(Dataset records)

----------------

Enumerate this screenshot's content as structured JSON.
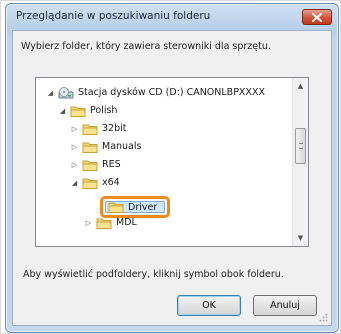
{
  "window": {
    "title": "Przeglądanie w poszukiwaniu folderu",
    "instruction": "Wybierz folder, który zawiera sterowniki dla sprzętu.",
    "hint": "Aby wyświetlić podfoldery, kliknij symbol obok folderu."
  },
  "tree": {
    "nodes": [
      {
        "label": "Stacja dysków CD (D:) CANONLBPXXXX",
        "icon": "cd-drive-icon",
        "state": "expanded"
      },
      {
        "label": "Polish",
        "icon": "folder-icon",
        "state": "expanded"
      },
      {
        "label": "32bit",
        "icon": "folder-icon",
        "state": "collapsed"
      },
      {
        "label": "Manuals",
        "icon": "folder-icon",
        "state": "collapsed"
      },
      {
        "label": "RES",
        "icon": "folder-icon",
        "state": "collapsed"
      },
      {
        "label": "x64",
        "icon": "folder-icon",
        "state": "expanded"
      },
      {
        "label": "Driver",
        "icon": "folder-icon",
        "state": "selected"
      },
      {
        "label": "MDL",
        "icon": "folder-icon",
        "state": "collapsed"
      }
    ]
  },
  "buttons": {
    "ok": "OK",
    "cancel": "Anuluj"
  },
  "colors": {
    "highlight": "#f08a1a",
    "selection": "#cde8ff",
    "close_button": "#c13b22"
  }
}
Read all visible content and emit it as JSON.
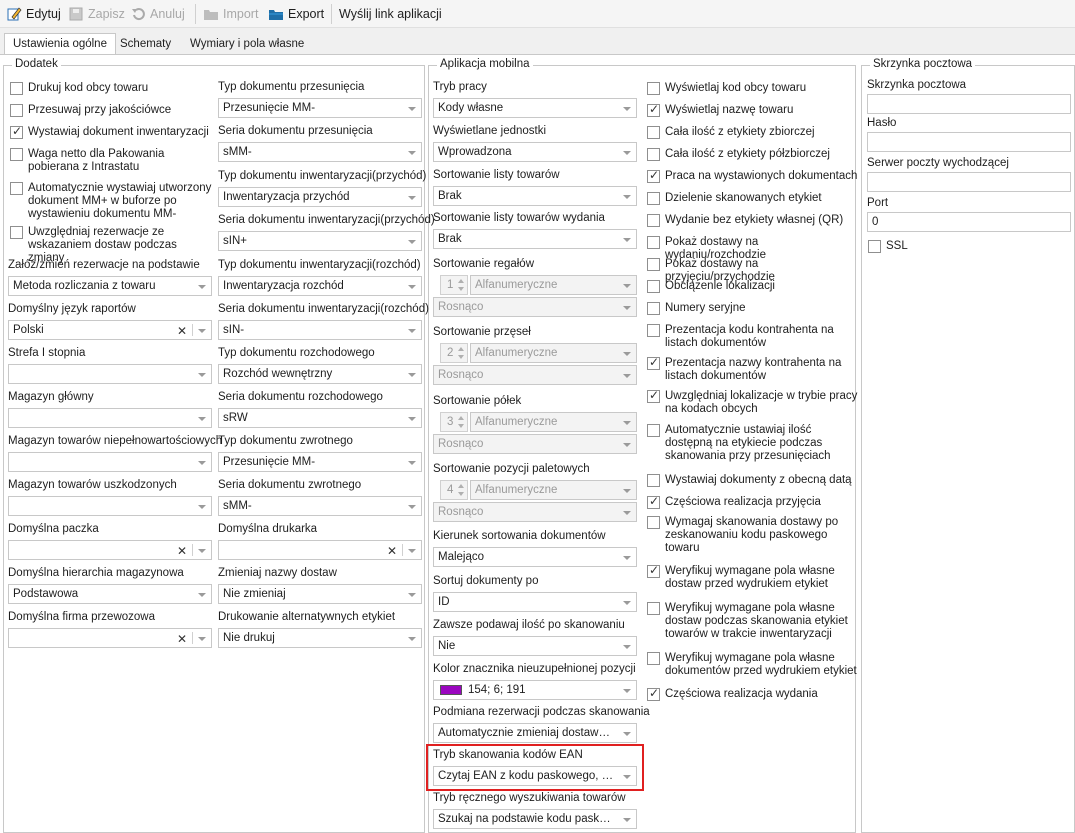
{
  "toolbar": {
    "edit": "Edytuj",
    "save": "Zapisz",
    "cancel": "Anuluj",
    "import": "Import",
    "export": "Export",
    "send_link": "Wyślij link aplikacji"
  },
  "tabs": [
    "Ustawienia ogólne",
    "Schematy",
    "Wymiary i pola własne"
  ],
  "dodatek": {
    "title": "Dodatek",
    "checkboxes": [
      {
        "label": "Drukuj kod obcy towaru",
        "checked": false
      },
      {
        "label": "Przesuwaj przy jakościówce",
        "checked": false
      },
      {
        "label": "Wystawiaj dokument inwentaryzacji",
        "checked": true
      },
      {
        "label": "Waga netto dla Pakowania pobierana z Intrastatu",
        "checked": false
      },
      {
        "label": "Automatycznie wystawiaj utworzony dokument MM+ w buforze po wystawieniu dokumentu MM-",
        "checked": false
      },
      {
        "label": "Uwzględniaj rezerwacje ze wskazaniem dostaw podczas zmiany",
        "checked": false
      }
    ],
    "left_fields": [
      {
        "label": "Załóż/zmień rezerwacje na podstawie",
        "value": "Metoda rozliczania z towaru",
        "clear": false
      },
      {
        "label": "Domyślny język raportów",
        "value": "Polski",
        "clear": true
      },
      {
        "label": "Strefa I stopnia",
        "value": "",
        "clear": false
      },
      {
        "label": "Magazyn główny",
        "value": "",
        "clear": false
      },
      {
        "label": "Magazyn towarów niepełnowartościowych",
        "value": "",
        "clear": false
      },
      {
        "label": "Magazyn towarów uszkodzonych",
        "value": "",
        "clear": false
      },
      {
        "label": "Domyślna paczka",
        "value": "",
        "clear": true
      },
      {
        "label": "Domyślna hierarchia magazynowa",
        "value": "Podstawowa",
        "clear": false
      },
      {
        "label": "Domyślna firma przewozowa",
        "value": "",
        "clear": true
      }
    ],
    "right_fields": [
      {
        "label": "Typ dokumentu przesunięcia",
        "value": "Przesunięcie MM-",
        "clear": false
      },
      {
        "label": "Seria dokumentu przesunięcia",
        "value": "sMM-",
        "clear": false
      },
      {
        "label": "Typ dokumentu inwentaryzacji(przychód)",
        "value": "Inwentaryzacja przychód",
        "clear": false
      },
      {
        "label": "Seria dokumentu inwentaryzacji(przychód)",
        "value": "sIN+",
        "clear": false
      },
      {
        "label": "Typ dokumentu inwentaryzacji(rozchód)",
        "value": "Inwentaryzacja rozchód",
        "clear": false
      },
      {
        "label": "Seria dokumentu inwentaryzacji(rozchód)",
        "value": "sIN-",
        "clear": false
      },
      {
        "label": "Typ dokumentu rozchodowego",
        "value": "Rozchód wewnętrzny",
        "clear": false
      },
      {
        "label": "Seria dokumentu rozchodowego",
        "value": "sRW",
        "clear": false
      },
      {
        "label": "Typ dokumentu zwrotnego",
        "value": "Przesunięcie MM-",
        "clear": false
      },
      {
        "label": "Seria dokumentu zwrotnego",
        "value": "sMM-",
        "clear": false
      },
      {
        "label": "Domyślna drukarka",
        "value": "",
        "clear": true
      },
      {
        "label": "Zmieniaj nazwy dostaw",
        "value": "Nie zmieniaj",
        "clear": false
      },
      {
        "label": "Drukowanie alternatywnych etykiet",
        "value": "Nie drukuj",
        "clear": false
      }
    ]
  },
  "mobile": {
    "title": "Aplikacja mobilna",
    "fields_top": [
      {
        "label": "Tryb pracy",
        "value": "Kody własne"
      },
      {
        "label": "Wyświetlane jednostki",
        "value": "Wprowadzona"
      },
      {
        "label": "Sortowanie listy towarów",
        "value": "Brak"
      },
      {
        "label": "Sortowanie listy towarów wydania",
        "value": "Brak"
      }
    ],
    "sort_groups": [
      {
        "label": "Sortowanie regałów",
        "num": "1",
        "type": "Alfanumeryczne",
        "order": "Rosnąco"
      },
      {
        "label": "Sortowanie przęseł",
        "num": "2",
        "type": "Alfanumeryczne",
        "order": "Rosnąco"
      },
      {
        "label": "Sortowanie półek",
        "num": "3",
        "type": "Alfanumeryczne",
        "order": "Rosnąco"
      },
      {
        "label": "Sortowanie pozycji paletowych",
        "num": "4",
        "type": "Alfanumeryczne",
        "order": "Rosnąco"
      }
    ],
    "fields_bottom": [
      {
        "label": "Kierunek sortowania dokumentów",
        "value": "Malejąco"
      },
      {
        "label": "Sortuj dokumenty po",
        "value": "ID"
      },
      {
        "label": "Zawsze podawaj ilość po skanowaniu",
        "value": "Nie"
      },
      {
        "label": "Kolor znacznika nieuzupełnionej pozycji",
        "value": "154; 6; 191"
      },
      {
        "label": "Podmiana rezerwacji podczas skanowania",
        "value": "Automatycznie zmieniaj dostawę po..."
      },
      {
        "label": "Tryb skanowania kodów EAN",
        "value": "Czytaj EAN z kodu paskowego, kod..."
      },
      {
        "label": "Tryb ręcznego wyszukiwania towarów",
        "value": "Szukaj na podstawie kodu paskowe..."
      }
    ],
    "marker_color": "#9a06bf",
    "checkboxes": [
      {
        "label": "Wyświetlaj kod obcy towaru",
        "checked": false
      },
      {
        "label": "Wyświetlaj nazwę towaru",
        "checked": true
      },
      {
        "label": "Cała ilość z etykiety zbiorczej",
        "checked": false
      },
      {
        "label": "Cała ilość z etykiety półzbiorczej",
        "checked": false
      },
      {
        "label": "Praca na wystawionych dokumentach",
        "checked": true
      },
      {
        "label": "Dzielenie skanowanych etykiet",
        "checked": false
      },
      {
        "label": "Wydanie bez etykiety własnej (QR)",
        "checked": false
      },
      {
        "label": "Pokaż dostawy na wydaniu/rozchodzie",
        "checked": false
      },
      {
        "label": "Pokaż dostawy na przyjęciu/przychodzie",
        "checked": false
      },
      {
        "label": "Obciążenie lokalizacji",
        "checked": false
      },
      {
        "label": "Numery seryjne",
        "checked": false
      },
      {
        "label": "Prezentacja kodu kontrahenta na listach dokumentów",
        "checked": false
      },
      {
        "label": "Prezentacja nazwy kontrahenta na listach dokumentów",
        "checked": true
      },
      {
        "label": "Uwzględniaj lokalizacje w trybie pracy na kodach obcych",
        "checked": true
      },
      {
        "label": "Automatycznie ustawiaj ilość dostępną na etykiecie podczas skanowania przy przesunięciach",
        "checked": false
      },
      {
        "label": "Wystawiaj dokumenty z obecną datą",
        "checked": false
      },
      {
        "label": "Częściowa realizacja przyjęcia",
        "checked": true
      },
      {
        "label": "Wymagaj skanowania dostawy po zeskanowaniu kodu paskowego towaru",
        "checked": false
      },
      {
        "label": "Weryfikuj wymagane pola własne dostaw przed wydrukiem etykiet",
        "checked": true
      },
      {
        "label": "Weryfikuj wymagane pola własne dostaw podczas skanowania etykiet towarów w trakcie inwentaryzacji",
        "checked": false
      },
      {
        "label": "Weryfikuj wymagane pola własne dokumentów przed wydrukiem etykiet",
        "checked": false
      },
      {
        "label": "Częściowa realizacja wydania",
        "checked": true
      }
    ]
  },
  "mailbox": {
    "title": "Skrzynka pocztowa",
    "fields": [
      {
        "label": "Skrzynka pocztowa",
        "value": ""
      },
      {
        "label": "Hasło",
        "value": ""
      },
      {
        "label": "Serwer poczty wychodzącej",
        "value": ""
      },
      {
        "label": "Port",
        "value": "0"
      }
    ],
    "ssl_label": "SSL",
    "ssl_checked": false
  }
}
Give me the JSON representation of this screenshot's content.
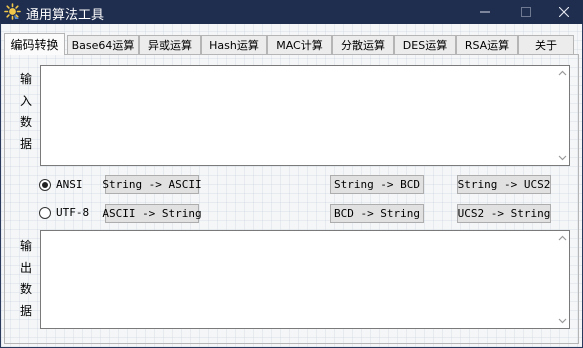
{
  "window": {
    "title": "通用算法工具"
  },
  "tabs": [
    {
      "label": "编码转换",
      "active": true
    },
    {
      "label": "Base64运算"
    },
    {
      "label": "异或运算"
    },
    {
      "label": "Hash运算"
    },
    {
      "label": "MAC计算"
    },
    {
      "label": "分散运算"
    },
    {
      "label": "DES运算"
    },
    {
      "label": "RSA运算"
    },
    {
      "label": "关于"
    }
  ],
  "input_area": {
    "label_chars": [
      "输",
      "入",
      "数",
      "据"
    ],
    "value": ""
  },
  "output_area": {
    "label_chars": [
      "输",
      "出",
      "数",
      "据"
    ],
    "value": ""
  },
  "encoding": {
    "options": [
      {
        "label": "ANSI",
        "selected": true
      },
      {
        "label": "UTF-8",
        "selected": false
      }
    ]
  },
  "buttons": {
    "string_to_ascii": "String -> ASCII",
    "ascii_to_string": "ASCII -> String",
    "string_to_bcd": "String -> BCD",
    "bcd_to_string": "BCD -> String",
    "string_to_ucs2": "String -> UCS2",
    "ucs2_to_string": "UCS2 -> String"
  },
  "colors": {
    "titlebar": "#1f2d4e",
    "button_face": "#e1e1e1",
    "tab_border": "#b5b5b5"
  },
  "icons": {
    "app": "app-sun-icon",
    "minimize": "minimize-icon",
    "maximize": "maximize-icon",
    "close": "close-icon"
  }
}
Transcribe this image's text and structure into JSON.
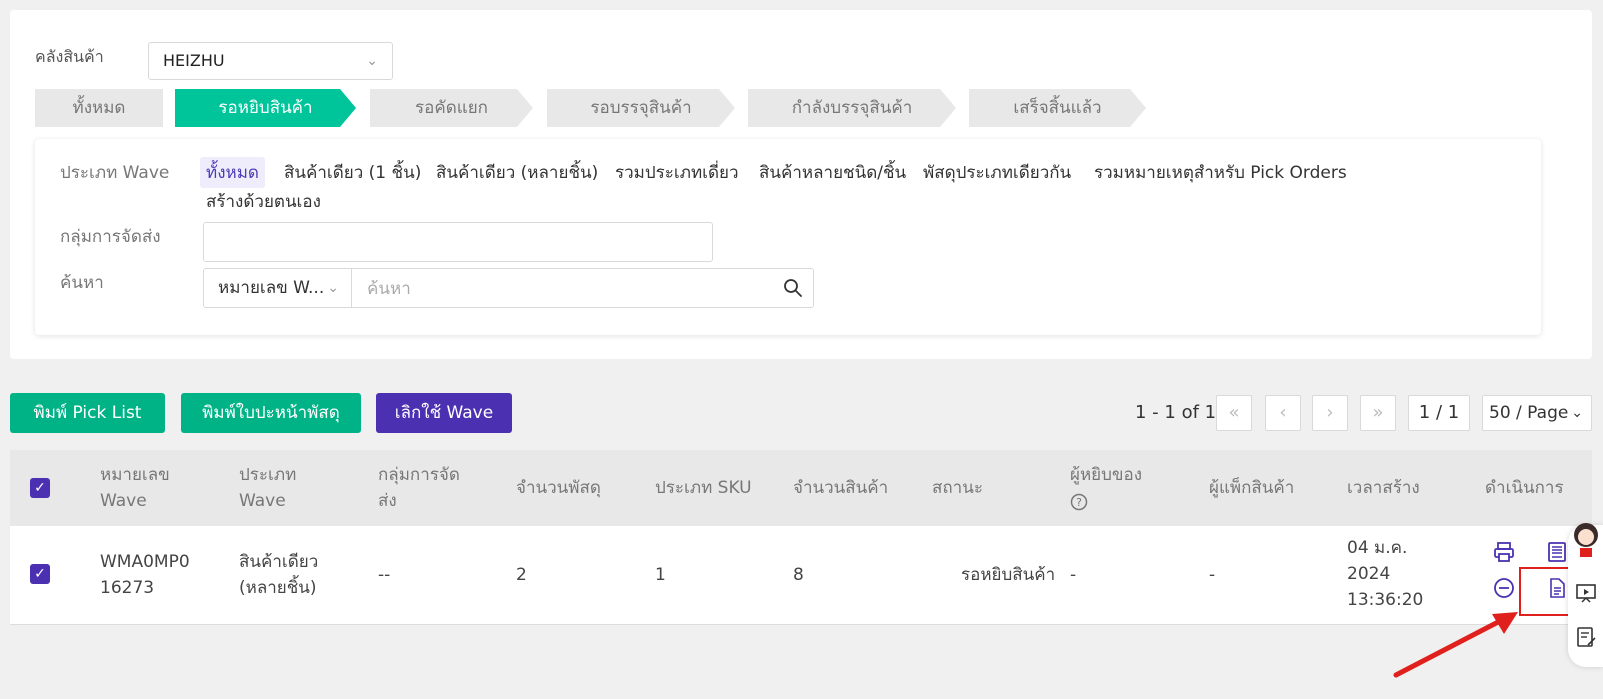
{
  "filters": {
    "warehouse_label": "คลังสินค้า",
    "warehouse_value": "HEIZHU",
    "wave_type_label": "ประเภท Wave",
    "shipping_group_label": "กลุ่มการจัดส่ง",
    "search_label": "ค้นหา",
    "search_type": "หมายเลข W...",
    "search_placeholder": "ค้นหา"
  },
  "steps": [
    {
      "label": "ทั้งหมด",
      "active": false
    },
    {
      "label": "รอหยิบสินค้า",
      "active": true
    },
    {
      "label": "รอคัดแยก",
      "active": false
    },
    {
      "label": "รอบรรจุสินค้า",
      "active": false
    },
    {
      "label": "กำลังบรรจุสินค้า",
      "active": false
    },
    {
      "label": "เสร็จสิ้นแล้ว",
      "active": false
    }
  ],
  "wave_types": [
    {
      "label": "ทั้งหมด",
      "active": true
    },
    {
      "label": "สินค้าเดียว (1 ชิ้น)"
    },
    {
      "label": "สินค้าเดียว (หลายชิ้น)"
    },
    {
      "label": "รวมประเภทเดี่ยว"
    },
    {
      "label": "สินค้าหลายชนิด/ชิ้น"
    },
    {
      "label": "พัสดุประเภทเดียวกัน"
    },
    {
      "label": "รวมหมายเหตุสำหรับ Pick Orders"
    },
    {
      "label": "สร้างด้วยตนเอง"
    }
  ],
  "actions": {
    "print_pick_list": "พิมพ์ Pick List",
    "print_labels": "พิมพ์ใบปะหน้าพัสดุ",
    "cancel_wave": "เลิกใช้ Wave"
  },
  "pagination": {
    "range": "1 - 1 of 1",
    "first": "«",
    "prev": "‹",
    "next": "›",
    "last": "»",
    "page": "1 / 1",
    "page_size": "50 / Page"
  },
  "table": {
    "headers": {
      "wave_no": "หมายเลข Wave",
      "type": "ประเภท Wave",
      "group": "กลุ่มการจัดส่ง",
      "parcels": "จำนวนพัสดุ",
      "sku_type": "ประเภท SKU",
      "qty": "จำนวนสินค้า",
      "status": "สถานะ",
      "picker": "ผู้หยิบของ",
      "packer": "ผู้แพ็กสินค้า",
      "created": "เวลาสร้าง",
      "actions": "ดำเนินการ"
    },
    "rows": [
      {
        "wave_no": "WMA0MP0 16273",
        "type": "สินค้าเดียว (หลายชิ้น)",
        "group": "--",
        "parcels": "2",
        "sku_type": "1",
        "qty": "8",
        "status": "รอหยิบสินค้า",
        "picker": "-",
        "packer": "-",
        "created_date": "04 ม.ค. 2024",
        "created_time": "13:36:20"
      }
    ]
  },
  "icons": {
    "search": "search-icon",
    "print": "printer-icon",
    "cancel": "minus-circle-icon",
    "pick_list": "pick-list-icon",
    "document": "document-icon",
    "help": "question-circle-icon"
  },
  "colors": {
    "accent_green": "#00c49a",
    "button_green": "#00b386",
    "purple": "#4b31b1",
    "highlight_red": "#e0201c"
  }
}
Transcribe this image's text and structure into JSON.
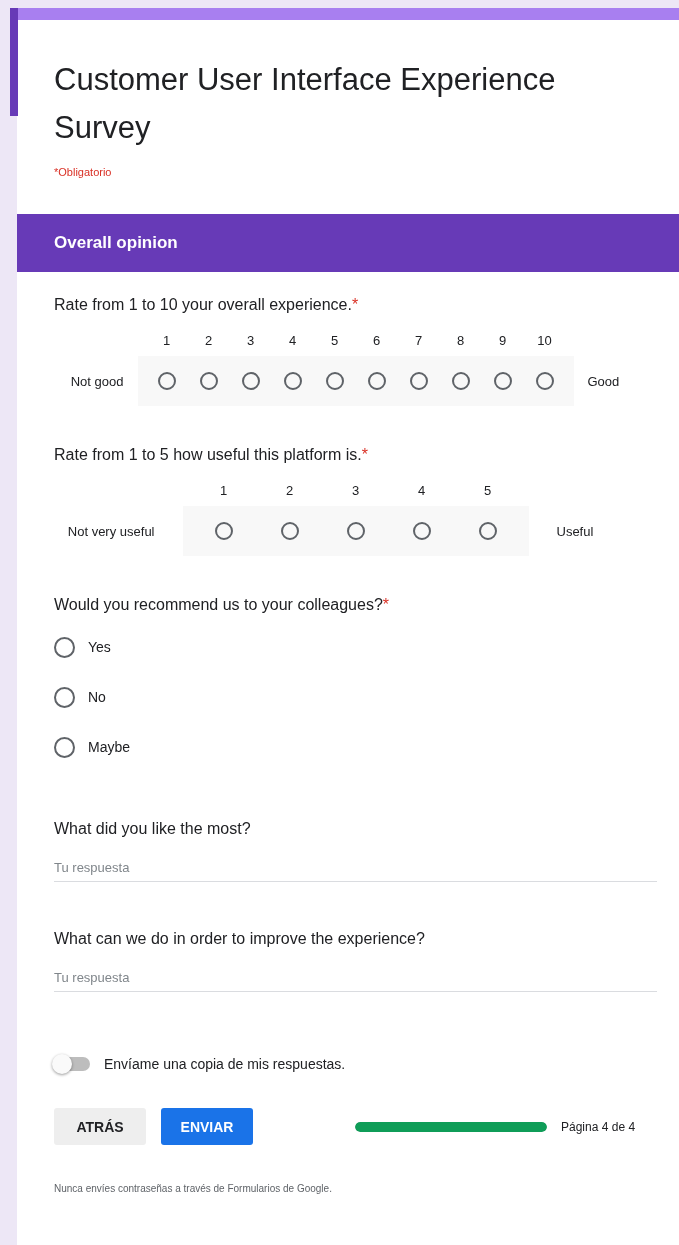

----------------

Of the lines in the material, how many hold the word "Weryfikuj"? Reply with the number only.

3